Copy the data below verbatim, starting at the line that contains "news-title[interactable]: 美宇宙学家暗物质扰动可让小行星偏离轨道 <box>361" and ending at the line that contains "news-title[interactable]: 目击黑洞的进食（Melipal） <box>361", both included.

#### PROVIDED DATA
===
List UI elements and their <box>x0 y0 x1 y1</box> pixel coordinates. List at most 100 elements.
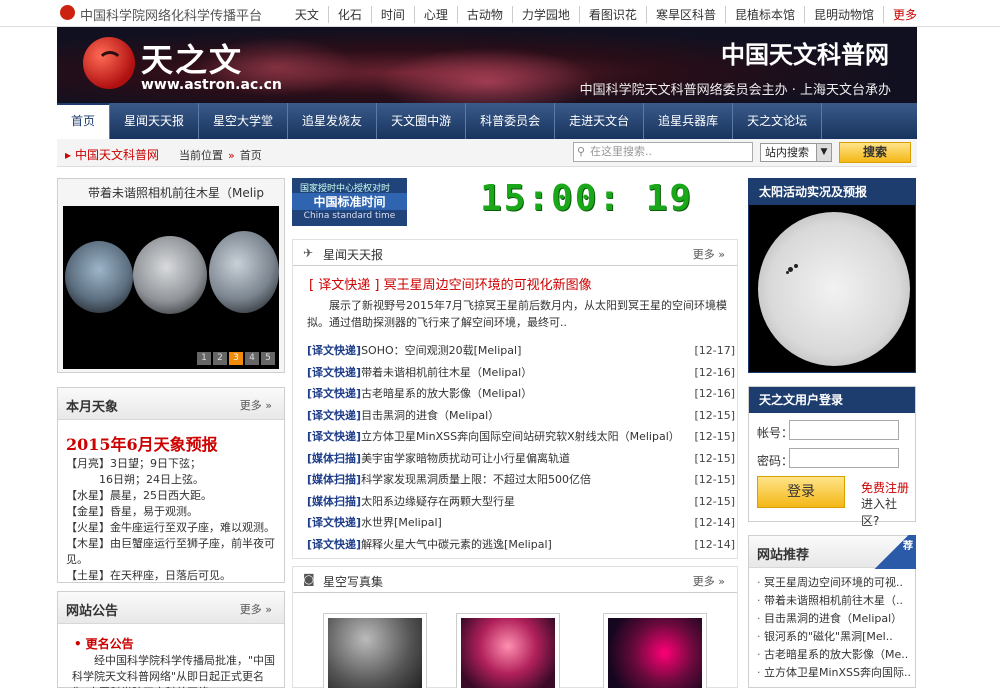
news-title[interactable]: 美宇宙学家暗物质扰动可让小行星偏离轨道 <box>361 452 570 465</box>
headline-title[interactable]: 冥王星周边空间环境的可视化新图像 <box>384 278 592 293</box>
search-button[interactable]: 搜索 <box>839 142 911 163</box>
panel-title[interactable]: 太阳活动实况及预报 <box>749 179 915 205</box>
moon-image <box>133 236 207 314</box>
list-item[interactable]: [媒体扫描]美宇宙学家暗物质扰动可让小行星偏离轨道 [12-15] <box>307 448 735 470</box>
toplink-psychology[interactable]: 心理 <box>413 6 457 23</box>
list-item[interactable]: [译文快递]古老暗星系的放大影像（Melipal） [12-16] <box>307 383 735 405</box>
toplink-zoo[interactable]: 昆明动物馆 <box>803 6 883 23</box>
news-title[interactable]: 水世界[Melipal] <box>361 516 442 529</box>
toplink-arid[interactable]: 寒旱区科普 <box>645 6 725 23</box>
site-logo-icon[interactable] <box>83 37 135 89</box>
breadcrumb-label: 当前位置 <box>179 149 223 162</box>
list-item[interactable]: [译文快递]立方体卫星MinXSS奔向国际空间站研究软X射线太阳（Melipal… <box>307 426 735 448</box>
nav-observatory[interactable]: 走进天文台 <box>555 103 645 139</box>
sky-forecast-lines: 【月亮】3日望；9日下弦； 16日朔；24日上弦。 【水星】晨星，25日西大距。… <box>66 456 280 584</box>
nav-committee[interactable]: 科普委员会 <box>466 103 556 139</box>
site-notice-panel: 网站公告 更多 » 更名公告 经中国科学院科学传播局批准，"中国科学院天文科普网… <box>57 591 285 688</box>
news-title[interactable]: 带着未谐相机前往木星（Melipal） <box>361 366 532 379</box>
list-item[interactable]: 古老暗星系的放大影像（Me.. <box>757 646 913 664</box>
news-date: [12-15] <box>694 451 735 465</box>
news-title[interactable]: 目击黑洞的进食（Melipal） <box>361 409 499 422</box>
list-item[interactable]: [译文快递]目击黑洞的进食（Melipal） [12-15] <box>307 405 735 427</box>
gallery-thumb[interactable] <box>323 613 427 688</box>
news-date: [12-16] <box>694 387 735 400</box>
nav-equipment[interactable]: 追星兵器库 <box>644 103 734 139</box>
list-item[interactable]: [译文快递]SOHO：空间观测20载[Melipal] [12-17] <box>307 340 735 362</box>
login-button[interactable]: 登录 <box>757 476 845 508</box>
nav-news[interactable]: 星闻天天报 <box>110 103 200 139</box>
toplink-flowers[interactable]: 看图识花 <box>578 6 646 23</box>
list-item[interactable]: [媒体扫描]科学家发现黑洞质量上限：不超过太阳500亿倍 [12-15] <box>307 469 735 491</box>
nav-fans[interactable]: 追星发烧友 <box>288 103 378 139</box>
list-item[interactable]: [译文快递]水世界[Melipal] [12-14] <box>307 512 735 534</box>
news-category[interactable]: [媒体扫描] <box>307 495 361 508</box>
news-category[interactable]: [译文快递] <box>307 538 361 551</box>
more-link[interactable]: 更多 » <box>693 246 725 262</box>
list-item[interactable]: 银河系的"磁化"黑洞[Mel.. <box>757 628 913 646</box>
headline[interactable]: [ 译文快递 ] 冥王星周边空间环境的可视化新图像 <box>309 274 592 293</box>
site-logo-text[interactable]: 天之文 <box>141 35 243 81</box>
slider-page-5[interactable]: 5 <box>261 352 275 365</box>
community-link[interactable]: 进入社区? <box>861 495 915 529</box>
top-bar: 中国科学院网络化科学传播平台 天文 化石 时间 心理 古动物 力学园地 看图识花… <box>0 0 1000 27</box>
list-item[interactable]: 立方体卫星MinXSS奔向国际.. <box>757 664 913 682</box>
nav-sky-college[interactable]: 星空大学堂 <box>199 103 289 139</box>
list-item[interactable]: [译文快递]解释火星大气中碳元素的逃逸[Melipal] [12-14] <box>307 534 735 556</box>
nav-circle[interactable]: 天文圈中游 <box>377 103 467 139</box>
chevron-down-icon[interactable]: ▼ <box>816 144 831 161</box>
gallery-thumb[interactable] <box>456 613 560 688</box>
news-title[interactable]: 古老暗星系的放大影像（Melipal） <box>361 387 532 400</box>
slider-page-4[interactable]: 4 <box>245 352 259 365</box>
slider-page-2[interactable]: 2 <box>213 352 227 365</box>
slider-caption[interactable]: 带着未谐照相机前往木星（Melip <box>88 184 264 201</box>
account-input[interactable] <box>789 420 899 440</box>
news-title[interactable]: 太阳系边缘疑存在两颗大型行星 <box>361 495 515 508</box>
register-link[interactable]: 免费注册 <box>861 479 909 496</box>
sky-line: 16日朔；24日上弦。 <box>66 473 204 486</box>
news-title[interactable]: 立方体卫星MinXSS奔向国际空间站研究软X射线太阳（Melipal） <box>361 430 680 443</box>
list-item[interactable]: 冥王星周边空间环境的可视.. <box>757 574 913 592</box>
slider-page-1[interactable]: 1 <box>197 352 211 365</box>
slider-image[interactable]: 1 2 3 4 5 <box>63 206 279 369</box>
password-input[interactable] <box>789 448 899 468</box>
news-category[interactable]: [媒体扫描] <box>307 452 361 465</box>
nav-forum[interactable]: 天之文论坛 <box>733 103 823 139</box>
location-bar: 中国天文科普网 当前位置 » 首页 在这里搜索.. 站内搜索 ▼ 搜索 <box>57 139 917 167</box>
news-category[interactable]: [译文快递] <box>307 344 361 357</box>
toplink-paleo[interactable]: 古动物 <box>456 6 512 23</box>
platform-name[interactable]: 中国科学院网络化科学传播平台 <box>80 5 262 24</box>
notice-title[interactable]: 更名公告 <box>74 635 134 652</box>
toplink-fossil[interactable]: 化石 <box>327 6 371 23</box>
breadcrumb-site[interactable]: 中国天文科普网 <box>65 146 159 163</box>
gallery-thumb[interactable] <box>603 613 707 688</box>
more-link[interactable]: 更多 » <box>240 601 272 617</box>
panel-title: 网站公告 <box>66 604 119 619</box>
news-category[interactable]: [译文快递] <box>307 430 361 443</box>
news-category[interactable]: [译文快递] <box>307 387 361 400</box>
breadcrumb-current[interactable]: 首页 <box>240 149 262 162</box>
sky-forecast-title[interactable]: 2015年6月天象预报 <box>66 431 218 455</box>
list-item[interactable]: [译文快递]带着未谐相机前往木星（Melipal） [12-16] <box>307 362 735 384</box>
search-input[interactable]: 在这里搜索.. <box>573 142 753 162</box>
sun-image[interactable] <box>758 212 910 366</box>
slider-page-3[interactable]: 3 <box>229 352 243 365</box>
toplink-astronomy[interactable]: 天文 <box>286 6 328 23</box>
toplink-herbarium[interactable]: 昆植标本馆 <box>724 6 804 23</box>
news-category[interactable]: [译文快递] <box>307 516 361 529</box>
news-category[interactable]: [译文快递] <box>307 409 361 422</box>
news-title[interactable]: 解释火星大气中碳元素的逃逸[Melipal] <box>361 538 552 551</box>
news-category[interactable]: [译文快递] <box>307 366 361 379</box>
list-item[interactable]: 带着未谐照相机前往木星（.. <box>757 592 913 610</box>
list-item[interactable]: 目击黑洞的进食（Melipal） <box>757 610 913 628</box>
news-category[interactable]: [媒体扫描] <box>307 473 361 486</box>
news-title[interactable]: 科学家发现黑洞质量上限：不超过太阳500亿倍 <box>361 473 591 486</box>
search-scope-select[interactable]: 站内搜索 ▼ <box>760 143 832 162</box>
news-title[interactable]: SOHO：空间观测20载[Melipal] <box>361 344 521 357</box>
more-link[interactable]: 更多 » <box>693 573 725 589</box>
toplink-mechanics[interactable]: 力学园地 <box>511 6 579 23</box>
nav-home[interactable]: 首页 <box>57 103 111 139</box>
toplink-time[interactable]: 时间 <box>370 6 414 23</box>
toplink-more[interactable]: 更多 <box>882 6 926 23</box>
more-link[interactable]: 更多 » <box>240 397 272 413</box>
list-item[interactable]: [媒体扫描]太阳系边缘疑存在两颗大型行星 [12-15] <box>307 491 735 513</box>
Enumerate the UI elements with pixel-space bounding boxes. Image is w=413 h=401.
===
#### THE REPLY
news-title[interactable]: 美宇宙学家暗物质扰动可让小行星偏离轨道 <box>361 452 570 465</box>
headline-title[interactable]: 冥王星周边空间环境的可视化新图像 <box>384 278 592 293</box>
search-button[interactable]: 搜索 <box>839 142 911 163</box>
panel-title[interactable]: 太阳活动实况及预报 <box>749 179 915 205</box>
moon-image <box>133 236 207 314</box>
list-item[interactable]: [媒体扫描]美宇宙学家暗物质扰动可让小行星偏离轨道 [12-15] <box>307 448 735 470</box>
toplink-psychology[interactable]: 心理 <box>413 6 457 23</box>
list-item[interactable]: [译文快递]古老暗星系的放大影像（Melipal） [12-16] <box>307 383 735 405</box>
toplink-zoo[interactable]: 昆明动物馆 <box>803 6 883 23</box>
news-title[interactable]: 水世界[Melipal] <box>361 516 442 529</box>
toplink-arid[interactable]: 寒旱区科普 <box>645 6 725 23</box>
site-logo-icon[interactable] <box>83 37 135 89</box>
breadcrumb-label: 当前位置 <box>179 149 223 162</box>
list-item[interactable]: [译文快递]立方体卫星MinXSS奔向国际空间站研究软X射线太阳（Melipal… <box>307 426 735 448</box>
nav-observatory[interactable]: 走进天文台 <box>555 103 645 139</box>
sky-forecast-lines: 【月亮】3日望；9日下弦； 16日朔；24日上弦。 【水星】晨星，25日西大距。… <box>66 456 280 584</box>
nav-committee[interactable]: 科普委员会 <box>466 103 556 139</box>
site-notice-panel: 网站公告 更多 » 更名公告 经中国科学院科学传播局批准，"中国科学院天文科普网… <box>57 591 285 688</box>
news-title[interactable]: 带着未谐相机前往木星（Melipal） <box>361 366 532 379</box>
list-item[interactable]: 古老暗星系的放大影像（Me.. <box>757 646 913 664</box>
news-date: [12-15] <box>694 451 735 465</box>
news-title[interactable]: 目击黑洞的进食（Melipal） <box>361 409 499 422</box>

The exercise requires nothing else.